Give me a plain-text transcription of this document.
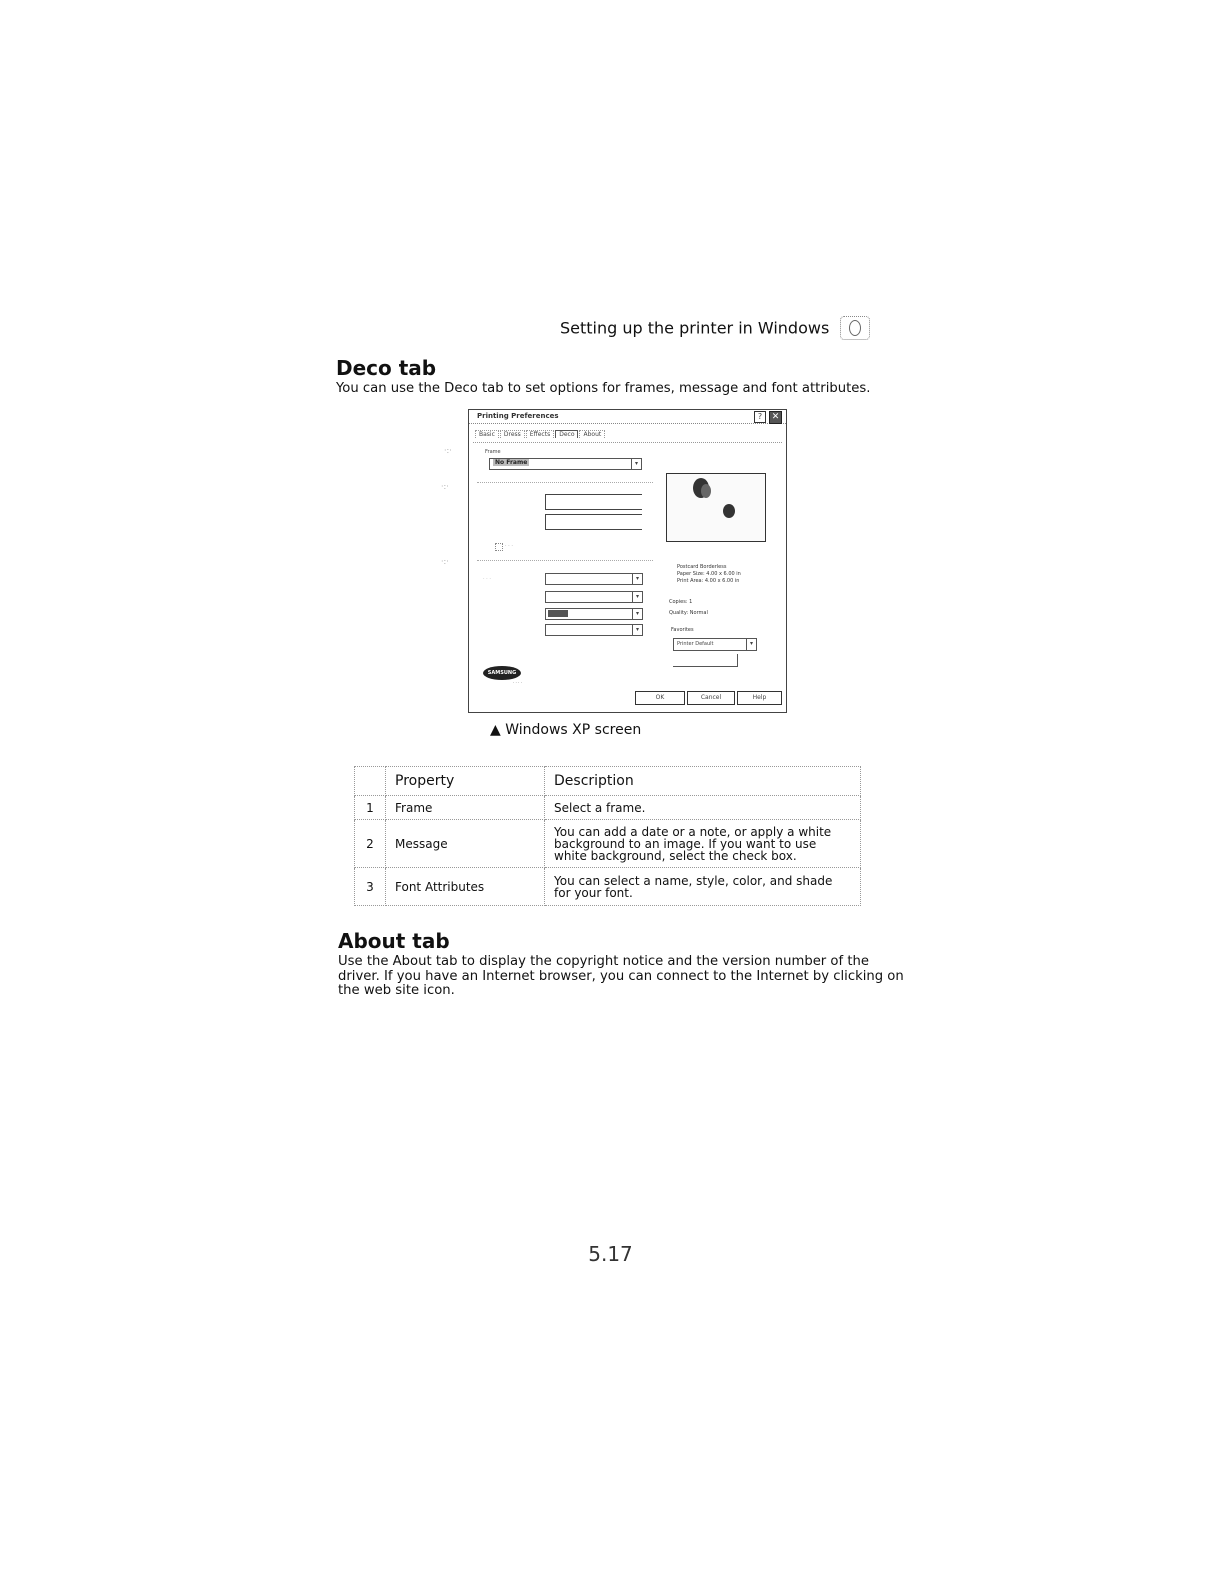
Setting up the printer in Windows
Deco tab
You can use the Deco tab to set options for frames, message and font attributes.
·:·
·:·
·:·
Printing Preferences	?	✕
Basic Dress Effects Deco About
Frame
No Frame	▾
· · ·
· · ·	▾
▾
▾
▾
Postcard Borderless
Paper Size: 4.00 x 6.00 in
Print Area: 4.00 x 6.00 in
Copies: 1
Quality: Normal
Favorites
Printer Default	▾
SAMSUNG
· · · ·
OK	Cancel	Help
▲ Windows XP screen
	Property	Description
1	Frame	Select a frame.
2	Message	You can add a date or a note, or apply a white background to an image. If you want to use white background, select the check box.
3	Font Attributes	You can select a name, style, color, and shade for your font.
About tab
Use the About tab to display the copyright notice and the version number of the driver. If you have an Internet browser, you can connect to the Internet by clicking on the web site icon.
5.17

Problem requirements:
Transcribe each line above verbatim, with the pictures left out.

Exercise result:
Give me a plain-text transcription of this document.
Setting up the printer in Windows
Deco tab
You can use the Deco tab to set options for frames, message and font attributes.
·:·
·:·
·:·
Printing Preferences	?	✕
Basic Dress Effects Deco About
Frame
No Frame	▾
· · ·
· · ·	▾
▾
▾
▾
Postcard Borderless
Paper Size: 4.00 x 6.00 in
Print Area: 4.00 x 6.00 in
Copies: 1
Quality: Normal
Favorites
Printer Default	▾
SAMSUNG
· · · ·
OK	Cancel	Help
▲ Windows XP screen
	Property	Description
1	Frame	Select a frame.
2	Message	You can add a date or a note, or apply a white background to an image. If you want to use white background, select the check box.
3	Font Attributes	You can select a name, style, color, and shade for your font.
About tab
Use the About tab to display the copyright notice and the version number of the driver. If you have an Internet browser, you can connect to the Internet by clicking on the web site icon.
5.17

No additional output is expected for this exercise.